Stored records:
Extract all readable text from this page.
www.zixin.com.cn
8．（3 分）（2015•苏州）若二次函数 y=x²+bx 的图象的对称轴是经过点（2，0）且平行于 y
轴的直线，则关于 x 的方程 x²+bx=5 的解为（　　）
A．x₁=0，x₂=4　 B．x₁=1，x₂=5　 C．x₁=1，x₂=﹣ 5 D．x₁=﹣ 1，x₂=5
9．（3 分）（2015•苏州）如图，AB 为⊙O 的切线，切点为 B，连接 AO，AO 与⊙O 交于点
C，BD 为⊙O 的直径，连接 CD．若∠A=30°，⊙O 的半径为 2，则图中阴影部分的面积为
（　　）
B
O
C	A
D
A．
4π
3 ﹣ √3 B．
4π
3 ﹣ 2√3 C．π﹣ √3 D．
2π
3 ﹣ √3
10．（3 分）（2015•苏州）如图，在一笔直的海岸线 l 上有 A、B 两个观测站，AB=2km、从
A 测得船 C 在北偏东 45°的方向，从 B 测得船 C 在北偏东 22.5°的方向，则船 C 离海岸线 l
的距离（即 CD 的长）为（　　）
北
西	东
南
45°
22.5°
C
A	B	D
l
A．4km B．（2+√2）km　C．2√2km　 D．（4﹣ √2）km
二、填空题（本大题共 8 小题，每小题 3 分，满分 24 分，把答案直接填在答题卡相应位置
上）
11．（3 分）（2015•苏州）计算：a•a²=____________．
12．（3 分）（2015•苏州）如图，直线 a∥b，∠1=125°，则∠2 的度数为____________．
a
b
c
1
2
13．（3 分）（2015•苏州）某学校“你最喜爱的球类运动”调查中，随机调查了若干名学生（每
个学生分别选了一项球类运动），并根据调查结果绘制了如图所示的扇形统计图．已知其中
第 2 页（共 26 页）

**WHAT IS NEEDED**
Reproduce all the records precisely.

**FINISHED TASK**
Extract all readable text from this page.
www.zixin.com.cn
8．（3 分）（2015•苏州）若二次函数 y=x²+bx 的图象的对称轴是经过点（2，0）且平行于 y
轴的直线，则关于 x 的方程 x²+bx=5 的解为（　　）
A．x₁=0，x₂=4　 B．x₁=1，x₂=5　 C．x₁=1，x₂=﹣ 5 D．x₁=﹣ 1，x₂=5
9．（3 分）（2015•苏州）如图，AB 为⊙O 的切线，切点为 B，连接 AO，AO 与⊙O 交于点
C，BD 为⊙O 的直径，连接 CD．若∠A=30°，⊙O 的半径为 2，则图中阴影部分的面积为
（　　）
B
O
C	A
D
A．
4π
3 ﹣ √3 B．
4π
3 ﹣ 2√3 C．π﹣ √3 D．
2π
3 ﹣ √3
10．（3 分）（2015•苏州）如图，在一笔直的海岸线 l 上有 A、B 两个观测站，AB=2km、从
A 测得船 C 在北偏东 45°的方向，从 B 测得船 C 在北偏东 22.5°的方向，则船 C 离海岸线 l
的距离（即 CD 的长）为（　　）
北
西	东
南
45°
22.5°
C
A	B	D
l
A．4km B．（2+√2）km　C．2√2km　 D．（4﹣ √2）km
二、填空题（本大题共 8 小题，每小题 3 分，满分 24 分，把答案直接填在答题卡相应位置
上）
11．（3 分）（2015•苏州）计算：a•a²=____________．
12．（3 分）（2015•苏州）如图，直线 a∥b，∠1=125°，则∠2 的度数为____________．
a
b
c
1
2
13．（3 分）（2015•苏州）某学校“你最喜爱的球类运动”调查中，随机调查了若干名学生（每
个学生分别选了一项球类运动），并根据调查结果绘制了如图所示的扇形统计图．已知其中
第 2 页（共 26 页）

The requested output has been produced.